▶ DIRECTIVE
Reproduce every one of the following rows verbatim, keeping the original order, characters and bracketed numbers unchanged.

▶ EXTRACTED INFORMATION
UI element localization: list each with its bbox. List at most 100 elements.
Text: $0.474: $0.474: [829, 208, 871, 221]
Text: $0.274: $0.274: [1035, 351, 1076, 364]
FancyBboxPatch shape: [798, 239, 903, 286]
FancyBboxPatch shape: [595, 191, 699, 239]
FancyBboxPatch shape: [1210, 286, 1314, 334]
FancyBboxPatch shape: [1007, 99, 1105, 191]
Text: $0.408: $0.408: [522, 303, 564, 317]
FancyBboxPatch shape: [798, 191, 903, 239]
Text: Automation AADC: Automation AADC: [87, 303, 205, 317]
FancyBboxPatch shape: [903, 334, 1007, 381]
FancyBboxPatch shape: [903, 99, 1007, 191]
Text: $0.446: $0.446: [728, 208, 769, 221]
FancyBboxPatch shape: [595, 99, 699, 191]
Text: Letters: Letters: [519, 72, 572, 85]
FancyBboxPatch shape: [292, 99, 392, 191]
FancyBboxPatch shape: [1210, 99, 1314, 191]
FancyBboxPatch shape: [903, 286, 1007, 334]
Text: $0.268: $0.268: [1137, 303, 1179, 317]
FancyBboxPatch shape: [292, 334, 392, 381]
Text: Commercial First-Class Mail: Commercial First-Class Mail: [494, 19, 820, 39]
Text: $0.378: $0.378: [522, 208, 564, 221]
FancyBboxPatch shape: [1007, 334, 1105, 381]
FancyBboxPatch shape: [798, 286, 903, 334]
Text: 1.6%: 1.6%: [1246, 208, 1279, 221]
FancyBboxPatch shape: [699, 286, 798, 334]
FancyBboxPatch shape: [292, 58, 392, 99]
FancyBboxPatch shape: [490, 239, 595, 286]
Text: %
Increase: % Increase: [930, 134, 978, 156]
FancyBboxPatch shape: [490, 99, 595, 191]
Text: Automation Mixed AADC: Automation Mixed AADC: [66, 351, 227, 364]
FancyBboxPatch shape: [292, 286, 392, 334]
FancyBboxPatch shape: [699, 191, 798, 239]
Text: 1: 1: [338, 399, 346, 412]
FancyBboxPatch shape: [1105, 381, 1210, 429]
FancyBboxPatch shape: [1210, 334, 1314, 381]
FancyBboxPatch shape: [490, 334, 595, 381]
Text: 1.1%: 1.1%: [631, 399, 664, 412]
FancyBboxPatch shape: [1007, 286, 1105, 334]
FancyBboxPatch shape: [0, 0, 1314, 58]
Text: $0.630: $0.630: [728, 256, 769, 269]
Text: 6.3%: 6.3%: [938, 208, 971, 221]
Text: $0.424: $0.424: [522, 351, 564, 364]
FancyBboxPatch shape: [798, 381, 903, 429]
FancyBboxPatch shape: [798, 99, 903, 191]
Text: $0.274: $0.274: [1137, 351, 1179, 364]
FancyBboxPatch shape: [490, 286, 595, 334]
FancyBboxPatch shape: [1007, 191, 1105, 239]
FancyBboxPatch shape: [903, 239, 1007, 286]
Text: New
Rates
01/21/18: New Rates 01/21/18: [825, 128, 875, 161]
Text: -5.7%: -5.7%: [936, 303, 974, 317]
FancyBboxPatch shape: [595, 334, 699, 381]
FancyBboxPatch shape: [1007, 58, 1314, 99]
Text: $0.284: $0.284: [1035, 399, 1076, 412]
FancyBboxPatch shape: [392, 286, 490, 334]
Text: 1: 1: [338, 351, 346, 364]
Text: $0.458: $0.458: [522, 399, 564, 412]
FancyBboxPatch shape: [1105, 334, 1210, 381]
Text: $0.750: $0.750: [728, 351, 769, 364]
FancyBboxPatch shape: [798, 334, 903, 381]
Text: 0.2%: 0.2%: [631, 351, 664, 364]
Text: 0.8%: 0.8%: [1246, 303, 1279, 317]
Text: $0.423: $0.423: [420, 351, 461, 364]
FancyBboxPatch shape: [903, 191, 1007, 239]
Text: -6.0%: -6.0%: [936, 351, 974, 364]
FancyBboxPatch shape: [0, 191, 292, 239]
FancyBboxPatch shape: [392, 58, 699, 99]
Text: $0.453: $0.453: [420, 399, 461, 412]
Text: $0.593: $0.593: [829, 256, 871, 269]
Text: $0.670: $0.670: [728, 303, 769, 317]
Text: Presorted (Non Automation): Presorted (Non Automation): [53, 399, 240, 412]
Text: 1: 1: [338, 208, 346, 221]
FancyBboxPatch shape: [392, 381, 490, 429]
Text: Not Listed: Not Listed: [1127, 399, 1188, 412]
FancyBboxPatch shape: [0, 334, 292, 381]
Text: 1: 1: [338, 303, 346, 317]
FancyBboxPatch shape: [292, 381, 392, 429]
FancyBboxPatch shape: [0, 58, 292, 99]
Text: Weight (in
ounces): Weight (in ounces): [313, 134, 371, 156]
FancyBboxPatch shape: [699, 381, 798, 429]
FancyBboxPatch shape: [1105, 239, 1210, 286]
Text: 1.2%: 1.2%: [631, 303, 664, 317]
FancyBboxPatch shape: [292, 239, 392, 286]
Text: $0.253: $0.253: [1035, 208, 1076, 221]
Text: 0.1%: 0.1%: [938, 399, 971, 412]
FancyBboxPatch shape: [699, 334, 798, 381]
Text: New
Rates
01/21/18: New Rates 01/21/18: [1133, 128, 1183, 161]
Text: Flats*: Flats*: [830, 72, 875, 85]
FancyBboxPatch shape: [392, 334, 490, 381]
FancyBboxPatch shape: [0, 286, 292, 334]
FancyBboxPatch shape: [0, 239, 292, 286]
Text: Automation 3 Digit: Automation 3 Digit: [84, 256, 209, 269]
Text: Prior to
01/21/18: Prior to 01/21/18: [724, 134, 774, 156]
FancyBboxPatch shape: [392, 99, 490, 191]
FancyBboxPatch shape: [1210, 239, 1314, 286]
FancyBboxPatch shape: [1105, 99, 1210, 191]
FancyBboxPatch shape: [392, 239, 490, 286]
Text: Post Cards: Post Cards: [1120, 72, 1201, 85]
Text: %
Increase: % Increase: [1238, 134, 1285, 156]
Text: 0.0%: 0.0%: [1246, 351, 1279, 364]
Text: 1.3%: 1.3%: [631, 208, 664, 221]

▶ SOLUTION TO THIS EXERCISE
UI element localization: list each with its bbox. List at most 100 elements.
Text: $0.474: $0.474: [829, 208, 871, 221]
Text: $0.274: $0.274: [1035, 351, 1076, 364]
FancyBboxPatch shape: [798, 239, 903, 286]
FancyBboxPatch shape: [595, 191, 699, 239]
FancyBboxPatch shape: [1210, 286, 1314, 334]
FancyBboxPatch shape: [1007, 99, 1105, 191]
Text: $0.408: $0.408: [522, 303, 564, 317]
FancyBboxPatch shape: [798, 191, 903, 239]
Text: Automation AADC: Automation AADC: [87, 303, 205, 317]
FancyBboxPatch shape: [903, 334, 1007, 381]
FancyBboxPatch shape: [903, 99, 1007, 191]
Text: $0.446: $0.446: [728, 208, 769, 221]
FancyBboxPatch shape: [595, 99, 699, 191]
Text: Letters: Letters: [519, 72, 572, 85]
FancyBboxPatch shape: [292, 99, 392, 191]
FancyBboxPatch shape: [1210, 99, 1314, 191]
FancyBboxPatch shape: [903, 286, 1007, 334]
Text: $0.268: $0.268: [1137, 303, 1179, 317]
FancyBboxPatch shape: [292, 334, 392, 381]
Text: Commercial First-Class Mail: Commercial First-Class Mail: [494, 19, 820, 39]
Text: $0.378: $0.378: [522, 208, 564, 221]
FancyBboxPatch shape: [1007, 334, 1105, 381]
FancyBboxPatch shape: [798, 286, 903, 334]
Text: 1.6%: 1.6%: [1246, 208, 1279, 221]
FancyBboxPatch shape: [699, 286, 798, 334]
FancyBboxPatch shape: [292, 58, 392, 99]
FancyBboxPatch shape: [490, 239, 595, 286]
Text: %
Increase: % Increase: [930, 134, 978, 156]
FancyBboxPatch shape: [490, 99, 595, 191]
Text: Automation Mixed AADC: Automation Mixed AADC: [66, 351, 227, 364]
FancyBboxPatch shape: [292, 286, 392, 334]
FancyBboxPatch shape: [699, 191, 798, 239]
Text: 1: 1: [338, 399, 346, 412]
FancyBboxPatch shape: [1105, 381, 1210, 429]
FancyBboxPatch shape: [1210, 334, 1314, 381]
FancyBboxPatch shape: [490, 334, 595, 381]
Text: 1.1%: 1.1%: [631, 399, 664, 412]
FancyBboxPatch shape: [1007, 286, 1105, 334]
FancyBboxPatch shape: [0, 0, 1314, 58]
Text: $0.630: $0.630: [728, 256, 769, 269]
Text: 6.3%: 6.3%: [938, 208, 971, 221]
Text: $0.424: $0.424: [522, 351, 564, 364]
FancyBboxPatch shape: [798, 381, 903, 429]
FancyBboxPatch shape: [798, 99, 903, 191]
Text: $0.274: $0.274: [1137, 351, 1179, 364]
FancyBboxPatch shape: [490, 286, 595, 334]
FancyBboxPatch shape: [1007, 191, 1105, 239]
FancyBboxPatch shape: [903, 239, 1007, 286]
Text: New
Rates
01/21/18: New Rates 01/21/18: [825, 128, 875, 161]
Text: -5.7%: -5.7%: [936, 303, 974, 317]
FancyBboxPatch shape: [595, 334, 699, 381]
FancyBboxPatch shape: [1007, 58, 1314, 99]
Text: $0.284: $0.284: [1035, 399, 1076, 412]
FancyBboxPatch shape: [392, 286, 490, 334]
Text: 1: 1: [338, 351, 346, 364]
Text: $0.458: $0.458: [522, 399, 564, 412]
FancyBboxPatch shape: [1105, 334, 1210, 381]
Text: $0.750: $0.750: [728, 351, 769, 364]
FancyBboxPatch shape: [798, 334, 903, 381]
Text: 0.2%: 0.2%: [631, 351, 664, 364]
Text: 0.8%: 0.8%: [1246, 303, 1279, 317]
Text: $0.423: $0.423: [420, 351, 461, 364]
FancyBboxPatch shape: [903, 191, 1007, 239]
Text: -6.0%: -6.0%: [936, 351, 974, 364]
FancyBboxPatch shape: [0, 191, 292, 239]
FancyBboxPatch shape: [392, 58, 699, 99]
Text: $0.453: $0.453: [420, 399, 461, 412]
Text: $0.593: $0.593: [829, 256, 871, 269]
Text: $0.670: $0.670: [728, 303, 769, 317]
Text: Presorted (Non Automation): Presorted (Non Automation): [53, 399, 240, 412]
Text: 1: 1: [338, 208, 346, 221]
FancyBboxPatch shape: [392, 381, 490, 429]
Text: Not Listed: Not Listed: [1127, 399, 1188, 412]
FancyBboxPatch shape: [0, 334, 292, 381]
Text: 1: 1: [338, 303, 346, 317]
FancyBboxPatch shape: [292, 381, 392, 429]
FancyBboxPatch shape: [0, 58, 292, 99]
Text: Weight (in
ounces): Weight (in ounces): [313, 134, 371, 156]
FancyBboxPatch shape: [699, 381, 798, 429]
FancyBboxPatch shape: [1105, 239, 1210, 286]
Text: 1.2%: 1.2%: [631, 303, 664, 317]
FancyBboxPatch shape: [292, 239, 392, 286]
Text: $0.253: $0.253: [1035, 208, 1076, 221]
Text: 0.1%: 0.1%: [938, 399, 971, 412]
FancyBboxPatch shape: [699, 334, 798, 381]
Text: New
Rates
01/21/18: New Rates 01/21/18: [1133, 128, 1183, 161]
Text: Flats*: Flats*: [830, 72, 875, 85]
FancyBboxPatch shape: [392, 334, 490, 381]
FancyBboxPatch shape: [0, 286, 292, 334]
FancyBboxPatch shape: [0, 239, 292, 286]
Text: Automation 3 Digit: Automation 3 Digit: [84, 256, 209, 269]
Text: Prior to
01/21/18: Prior to 01/21/18: [724, 134, 774, 156]
FancyBboxPatch shape: [392, 99, 490, 191]
FancyBboxPatch shape: [1210, 239, 1314, 286]
FancyBboxPatch shape: [1105, 99, 1210, 191]
FancyBboxPatch shape: [392, 239, 490, 286]
Text: Post Cards: Post Cards: [1120, 72, 1201, 85]
Text: %
Increase: % Increase: [1238, 134, 1285, 156]
Text: 0.0%: 0.0%: [1246, 351, 1279, 364]
Text: 1.3%: 1.3%: [631, 208, 664, 221]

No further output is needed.